* Directions: Pull out every row below that contains the string "cell" and copy each of those rows in full.

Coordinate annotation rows
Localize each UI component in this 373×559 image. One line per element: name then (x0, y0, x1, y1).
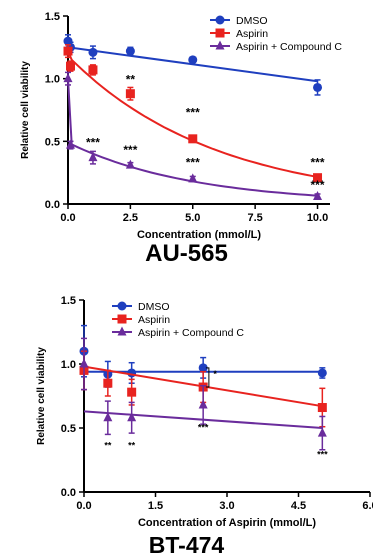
significance-label: * (213, 369, 217, 379)
x-tick-label: 3.0 (219, 500, 234, 512)
significance-label: *** (86, 135, 100, 149)
x-tick-label: 4.5 (291, 500, 306, 512)
significance-label: *** (198, 423, 209, 433)
data-point (103, 412, 113, 422)
data-point (103, 378, 113, 388)
legend-label: DMSO (236, 15, 268, 27)
x-tick-label: 5.0 (185, 212, 200, 224)
legend-label: Aspirin (236, 28, 268, 40)
chart-au-565: 0.0 0.5 1.0 1.5 0.0 2.5 5.0 7.5 10.0 Concentratio… (20, 11, 342, 241)
x-axis-label: Concentration (mmol/L) (137, 229, 261, 241)
data-point (63, 46, 73, 56)
data-point (198, 399, 208, 409)
data-point (313, 190, 323, 200)
x-tick-label: 0.0 (76, 500, 91, 512)
data-point (125, 89, 135, 99)
x-axis-label: Concentration of Aspirin (mmol/L) (138, 517, 316, 529)
legend-marker (215, 28, 225, 38)
x-tick-label: 7.5 (247, 212, 262, 224)
y-tick-label: 1.5 (45, 11, 60, 23)
series-aspirin-compound-c (79, 337, 327, 451)
chart-title-bt-474: BT-474 (148, 532, 225, 558)
data-point (127, 368, 137, 378)
legend-marker (117, 301, 127, 311)
data-point (313, 82, 323, 92)
chart-bt-474: 0.0 0.5 1.0 1.5 0.0 1.5 3.0 4.5 6.0 Concentration… (36, 295, 373, 529)
data-point (317, 403, 327, 413)
data-point (188, 134, 198, 144)
x-tick-label: 1.5 (148, 500, 163, 512)
significance-label: *** (311, 178, 325, 192)
x-tick-label: 6.0 (362, 500, 373, 512)
legend-label: Aspirin (138, 314, 170, 326)
y-tick-label: 1.5 (61, 295, 76, 307)
legend-marker (117, 326, 127, 336)
data-point (88, 65, 98, 75)
series-aspirin-compound-c (63, 71, 323, 200)
significance-label: *** (123, 143, 137, 157)
significance-label: ** (126, 73, 136, 87)
data-point (127, 412, 137, 422)
significance-label: *** (186, 105, 200, 119)
data-point (198, 363, 208, 373)
legend-label: Aspirin + Compound C (138, 327, 244, 339)
data-point (125, 46, 135, 56)
data-point (317, 427, 327, 437)
data-point (188, 55, 198, 65)
significance-label: *** (311, 155, 325, 169)
significance-bracket (205, 367, 210, 388)
data-point (88, 47, 98, 57)
series-aspirin (63, 44, 323, 183)
y-tick-label: 1.0 (45, 74, 60, 86)
y-axis-label: Relative cell viability (36, 347, 47, 445)
data-point (63, 73, 73, 83)
data-point (317, 368, 327, 378)
x-tick-label: 0.0 (60, 212, 75, 224)
y-tick-label: 0.5 (45, 136, 60, 148)
legend-marker (117, 314, 127, 324)
significance-label: *** (317, 449, 328, 459)
data-point (313, 173, 323, 183)
data-point (125, 159, 135, 169)
legend-marker (215, 40, 225, 50)
data-point (88, 152, 98, 162)
legend-marker (215, 15, 225, 25)
data-point (188, 173, 198, 183)
y-axis-label: Relative cell viability (20, 61, 31, 159)
chart-title-au-565: AU-565 (145, 240, 228, 267)
y-tick-label: 1.0 (61, 359, 76, 371)
data-point (127, 387, 137, 397)
x-tick-label: 10.0 (307, 212, 328, 224)
data-point (65, 61, 75, 71)
y-tick-label: 0.0 (45, 199, 60, 211)
data-point (79, 358, 89, 368)
significance-label: ** (104, 440, 112, 450)
y-tick-label: 0.5 (61, 423, 76, 435)
significance-label: ** (128, 440, 136, 450)
data-point (65, 139, 75, 149)
y-tick-label: 0.0 (61, 487, 76, 499)
legend-label: DMSO (138, 301, 170, 313)
legend-label: Aspirin + Compound C (236, 41, 342, 53)
x-tick-label: 2.5 (123, 212, 138, 224)
series-dmso (63, 34, 323, 96)
significance-label: *** (186, 155, 200, 169)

* Correct result:
y-axis-label: Relative cell viability (36, 347, 47, 445)
y-axis-label: Relative cell viability (20, 61, 31, 159)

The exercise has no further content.